▸ **GIVEN TASK**: Omit all images, then return the remaining material exactly as it stands.

**** DATA EXCERPTS ****

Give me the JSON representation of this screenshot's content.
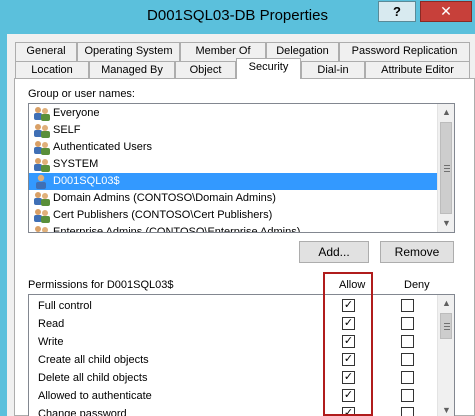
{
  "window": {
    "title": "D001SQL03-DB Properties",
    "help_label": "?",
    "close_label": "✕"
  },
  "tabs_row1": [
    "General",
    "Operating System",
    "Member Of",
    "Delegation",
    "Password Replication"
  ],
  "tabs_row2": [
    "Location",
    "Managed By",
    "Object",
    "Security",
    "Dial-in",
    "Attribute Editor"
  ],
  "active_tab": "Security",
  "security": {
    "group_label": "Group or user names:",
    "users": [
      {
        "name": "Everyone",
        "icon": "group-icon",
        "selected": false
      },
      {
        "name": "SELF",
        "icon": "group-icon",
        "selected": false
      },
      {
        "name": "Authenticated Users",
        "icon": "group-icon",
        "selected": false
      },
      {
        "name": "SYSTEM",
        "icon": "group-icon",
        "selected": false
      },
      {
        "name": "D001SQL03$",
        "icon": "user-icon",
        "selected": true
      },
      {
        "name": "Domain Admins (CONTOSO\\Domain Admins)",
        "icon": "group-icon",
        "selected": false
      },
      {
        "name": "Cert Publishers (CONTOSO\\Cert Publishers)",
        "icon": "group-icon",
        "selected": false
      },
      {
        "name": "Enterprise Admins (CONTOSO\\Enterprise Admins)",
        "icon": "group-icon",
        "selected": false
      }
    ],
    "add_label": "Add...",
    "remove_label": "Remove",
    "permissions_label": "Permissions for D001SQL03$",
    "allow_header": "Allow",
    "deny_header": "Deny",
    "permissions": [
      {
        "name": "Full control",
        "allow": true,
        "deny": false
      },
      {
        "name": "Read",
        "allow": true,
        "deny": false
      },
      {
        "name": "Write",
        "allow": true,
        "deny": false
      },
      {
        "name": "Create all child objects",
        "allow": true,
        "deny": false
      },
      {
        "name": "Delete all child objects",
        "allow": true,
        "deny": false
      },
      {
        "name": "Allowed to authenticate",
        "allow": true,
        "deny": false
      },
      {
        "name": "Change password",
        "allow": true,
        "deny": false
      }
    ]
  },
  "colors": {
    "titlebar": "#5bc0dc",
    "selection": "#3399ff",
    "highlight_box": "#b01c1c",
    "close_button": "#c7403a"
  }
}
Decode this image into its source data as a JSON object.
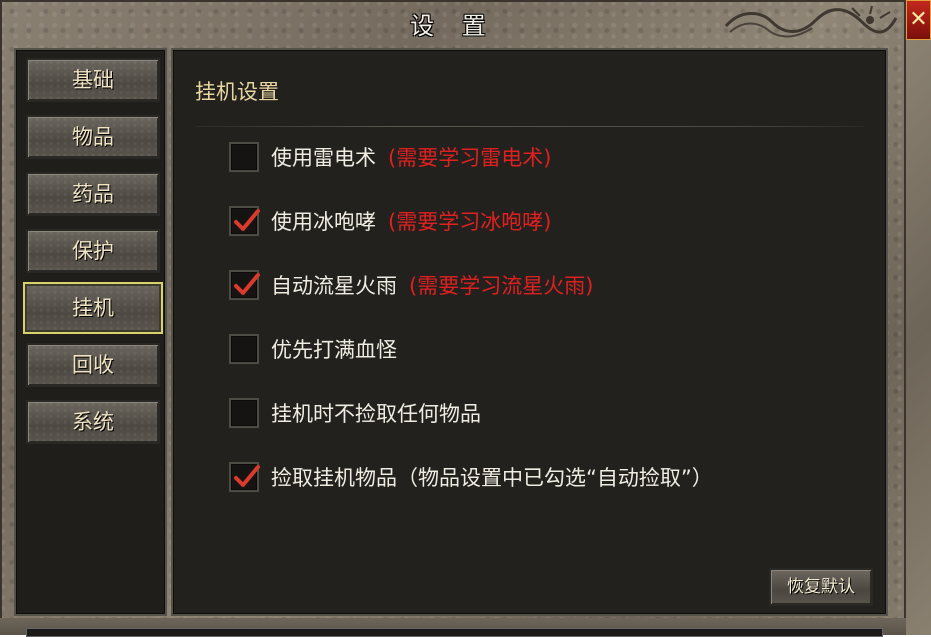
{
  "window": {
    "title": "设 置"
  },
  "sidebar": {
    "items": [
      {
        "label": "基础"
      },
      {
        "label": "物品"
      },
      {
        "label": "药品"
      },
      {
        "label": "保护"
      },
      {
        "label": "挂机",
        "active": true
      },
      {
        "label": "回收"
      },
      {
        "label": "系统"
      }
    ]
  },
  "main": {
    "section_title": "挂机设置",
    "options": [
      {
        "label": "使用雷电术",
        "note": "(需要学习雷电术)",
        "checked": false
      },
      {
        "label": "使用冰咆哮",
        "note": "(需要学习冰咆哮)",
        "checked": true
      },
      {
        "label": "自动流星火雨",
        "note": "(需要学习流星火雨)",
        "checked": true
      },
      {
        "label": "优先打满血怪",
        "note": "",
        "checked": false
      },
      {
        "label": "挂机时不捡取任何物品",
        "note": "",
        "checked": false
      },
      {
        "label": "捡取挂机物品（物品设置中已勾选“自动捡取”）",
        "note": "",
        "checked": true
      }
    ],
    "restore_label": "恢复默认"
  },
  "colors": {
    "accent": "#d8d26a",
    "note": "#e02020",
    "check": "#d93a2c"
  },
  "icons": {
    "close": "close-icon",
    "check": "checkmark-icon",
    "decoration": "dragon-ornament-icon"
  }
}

****

▸ **SOLUTION FOR THIS PROBLEM**:
Give me the JSON representation of this screenshot's content.
{
  "window": {
    "title": "D001SQL03-DB Properties",
    "help_label": "?",
    "close_label": "✕"
  },
  "tabs_row1": [
    "General",
    "Operating System",
    "Member Of",
    "Delegation",
    "Password Replication"
  ],
  "tabs_row2": [
    "Location",
    "Managed By",
    "Object",
    "Security",
    "Dial-in",
    "Attribute Editor"
  ],
  "active_tab": "Security",
  "security": {
    "group_label": "Group or user names:",
    "users": [
      {
        "name": "Everyone",
        "icon": "group-icon",
        "selected": false
      },
      {
        "name": "SELF",
        "icon": "group-icon",
        "selected": false
      },
      {
        "name": "Authenticated Users",
        "icon": "group-icon",
        "selected": false
      },
      {
        "name": "SYSTEM",
        "icon": "group-icon",
        "selected": false
      },
      {
        "name": "D001SQL03$",
        "icon": "user-icon",
        "selected": true
      },
      {
        "name": "Domain Admins (CONTOSO\\Domain Admins)",
        "icon": "group-icon",
        "selected": false
      },
      {
        "name": "Cert Publishers (CONTOSO\\Cert Publishers)",
        "icon": "group-icon",
        "selected": false
      },
      {
        "name": "Enterprise Admins (CONTOSO\\Enterprise Admins)",
        "icon": "group-icon",
        "selected": false
      }
    ],
    "add_label": "Add...",
    "remove_label": "Remove",
    "permissions_label": "Permissions for D001SQL03$",
    "allow_header": "Allow",
    "deny_header": "Deny",
    "permissions": [
      {
        "name": "Full control",
        "allow": true,
        "deny": false
      },
      {
        "name": "Read",
        "allow": true,
        "deny": false
      },
      {
        "name": "Write",
        "allow": true,
        "deny": false
      },
      {
        "name": "Create all child objects",
        "allow": true,
        "deny": false
      },
      {
        "name": "Delete all child objects",
        "allow": true,
        "deny": false
      },
      {
        "name": "Allowed to authenticate",
        "allow": true,
        "deny": false
      },
      {
        "name": "Change password",
        "allow": true,
        "deny": false
      }
    ]
  },
  "colors": {
    "titlebar": "#5bc0dc",
    "selection": "#3399ff",
    "highlight_box": "#b01c1c",
    "close_button": "#c7403a"
  }
}
Decode this image into its source data as a JSON object.
{
  "window": {
    "title": "设 置"
  },
  "sidebar": {
    "items": [
      {
        "label": "基础"
      },
      {
        "label": "物品"
      },
      {
        "label": "药品"
      },
      {
        "label": "保护"
      },
      {
        "label": "挂机",
        "active": true
      },
      {
        "label": "回收"
      },
      {
        "label": "系统"
      }
    ]
  },
  "main": {
    "section_title": "挂机设置",
    "options": [
      {
        "label": "使用雷电术",
        "note": "(需要学习雷电术)",
        "checked": false
      },
      {
        "label": "使用冰咆哮",
        "note": "(需要学习冰咆哮)",
        "checked": true
      },
      {
        "label": "自动流星火雨",
        "note": "(需要学习流星火雨)",
        "checked": true
      },
      {
        "label": "优先打满血怪",
        "note": "",
        "checked": false
      },
      {
        "label": "挂机时不捡取任何物品",
        "note": "",
        "checked": false
      },
      {
        "label": "捡取挂机物品（物品设置中已勾选“自动捡取”）",
        "note": "",
        "checked": true
      }
    ],
    "restore_label": "恢复默认"
  },
  "colors": {
    "accent": "#d8d26a",
    "note": "#e02020",
    "check": "#d93a2c"
  },
  "icons": {
    "close": "close-icon",
    "check": "checkmark-icon",
    "decoration": "dragon-ornament-icon"
  }
}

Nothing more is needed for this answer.